** begin Data supplied **

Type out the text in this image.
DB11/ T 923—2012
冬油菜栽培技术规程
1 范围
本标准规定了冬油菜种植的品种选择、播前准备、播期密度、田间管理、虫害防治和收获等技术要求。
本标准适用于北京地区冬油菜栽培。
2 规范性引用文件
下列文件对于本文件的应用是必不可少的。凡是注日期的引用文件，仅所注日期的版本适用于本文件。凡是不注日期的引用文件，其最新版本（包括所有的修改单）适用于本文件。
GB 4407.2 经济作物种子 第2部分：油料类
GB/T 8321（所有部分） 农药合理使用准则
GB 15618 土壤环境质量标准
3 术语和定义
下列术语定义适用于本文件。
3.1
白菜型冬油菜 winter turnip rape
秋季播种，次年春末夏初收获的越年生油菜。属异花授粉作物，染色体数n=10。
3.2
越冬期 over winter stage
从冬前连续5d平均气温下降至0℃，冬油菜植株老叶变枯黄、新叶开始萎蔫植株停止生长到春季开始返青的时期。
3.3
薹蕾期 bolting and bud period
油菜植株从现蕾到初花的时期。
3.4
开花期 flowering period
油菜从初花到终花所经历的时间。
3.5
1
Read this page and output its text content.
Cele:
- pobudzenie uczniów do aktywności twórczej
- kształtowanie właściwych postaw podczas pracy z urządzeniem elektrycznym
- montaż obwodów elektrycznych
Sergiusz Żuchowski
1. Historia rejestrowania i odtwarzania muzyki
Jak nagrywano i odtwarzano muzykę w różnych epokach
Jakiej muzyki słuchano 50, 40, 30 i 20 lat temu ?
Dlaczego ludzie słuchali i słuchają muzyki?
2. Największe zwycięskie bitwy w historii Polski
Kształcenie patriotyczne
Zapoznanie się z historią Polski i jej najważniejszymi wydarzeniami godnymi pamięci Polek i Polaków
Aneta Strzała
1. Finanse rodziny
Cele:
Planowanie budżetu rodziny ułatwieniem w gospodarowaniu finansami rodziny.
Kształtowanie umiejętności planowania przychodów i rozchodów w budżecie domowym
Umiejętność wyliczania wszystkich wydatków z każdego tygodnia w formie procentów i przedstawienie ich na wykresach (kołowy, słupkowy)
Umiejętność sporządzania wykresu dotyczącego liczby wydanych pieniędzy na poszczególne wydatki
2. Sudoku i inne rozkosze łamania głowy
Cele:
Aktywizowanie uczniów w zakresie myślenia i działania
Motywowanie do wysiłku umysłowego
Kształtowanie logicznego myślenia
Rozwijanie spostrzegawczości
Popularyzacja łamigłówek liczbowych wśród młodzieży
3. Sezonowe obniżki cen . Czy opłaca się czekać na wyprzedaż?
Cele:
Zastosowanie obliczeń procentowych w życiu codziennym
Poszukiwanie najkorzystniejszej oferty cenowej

** end Data supplied **

Quote the listing in full, please, keeping every line exact.

Type out the text in this image.
DB11/ T 923—2012
冬油菜栽培技术规程
1 范围
本标准规定了冬油菜种植的品种选择、播前准备、播期密度、田间管理、虫害防治和收获等技术要求。
本标准适用于北京地区冬油菜栽培。
2 规范性引用文件
下列文件对于本文件的应用是必不可少的。凡是注日期的引用文件，仅所注日期的版本适用于本文件。凡是不注日期的引用文件，其最新版本（包括所有的修改单）适用于本文件。
GB 4407.2 经济作物种子 第2部分：油料类
GB/T 8321（所有部分） 农药合理使用准则
GB 15618 土壤环境质量标准
3 术语和定义
下列术语定义适用于本文件。
3.1
白菜型冬油菜 winter turnip rape
秋季播种，次年春末夏初收获的越年生油菜。属异花授粉作物，染色体数n=10。
3.2
越冬期 over winter stage
从冬前连续5d平均气温下降至0℃，冬油菜植株老叶变枯黄、新叶开始萎蔫植株停止生长到春季开始返青的时期。
3.3
薹蕾期 bolting and bud period
油菜植株从现蕾到初花的时期。
3.4
开花期 flowering period
油菜从初花到终花所经历的时间。
3.5
1
Read this page and output its text content.
Cele:
- pobudzenie uczniów do aktywności twórczej
- kształtowanie właściwych postaw podczas pracy z urządzeniem elektrycznym
- montaż obwodów elektrycznych
Sergiusz Żuchowski
1. Historia rejestrowania i odtwarzania muzyki
Jak nagrywano i odtwarzano muzykę w różnych epokach
Jakiej muzyki słuchano 50, 40, 30 i 20 lat temu ?
Dlaczego ludzie słuchali i słuchają muzyki?
2. Największe zwycięskie bitwy w historii Polski
Kształcenie patriotyczne
Zapoznanie się z historią Polski i jej najważniejszymi wydarzeniami godnymi pamięci Polek i Polaków
Aneta Strzała
1. Finanse rodziny
Cele:
Planowanie budżetu rodziny ułatwieniem w gospodarowaniu finansami rodziny.
Kształtowanie umiejętności planowania przychodów i rozchodów w budżecie domowym
Umiejętność wyliczania wszystkich wydatków z każdego tygodnia w formie procentów i przedstawienie ich na wykresach (kołowy, słupkowy)
Umiejętność sporządzania wykresu dotyczącego liczby wydanych pieniędzy na poszczególne wydatki
2. Sudoku i inne rozkosze łamania głowy
Cele:
Aktywizowanie uczniów w zakresie myślenia i działania
Motywowanie do wysiłku umysłowego
Kształtowanie logicznego myślenia
Rozwijanie spostrzegawczości
Popularyzacja łamigłówek liczbowych wśród młodzieży
3. Sezonowe obniżki cen . Czy opłaca się czekać na wyprzedaż?
Cele:
Zastosowanie obliczeń procentowych w życiu codziennym
Poszukiwanie najkorzystniejszej oferty cenowej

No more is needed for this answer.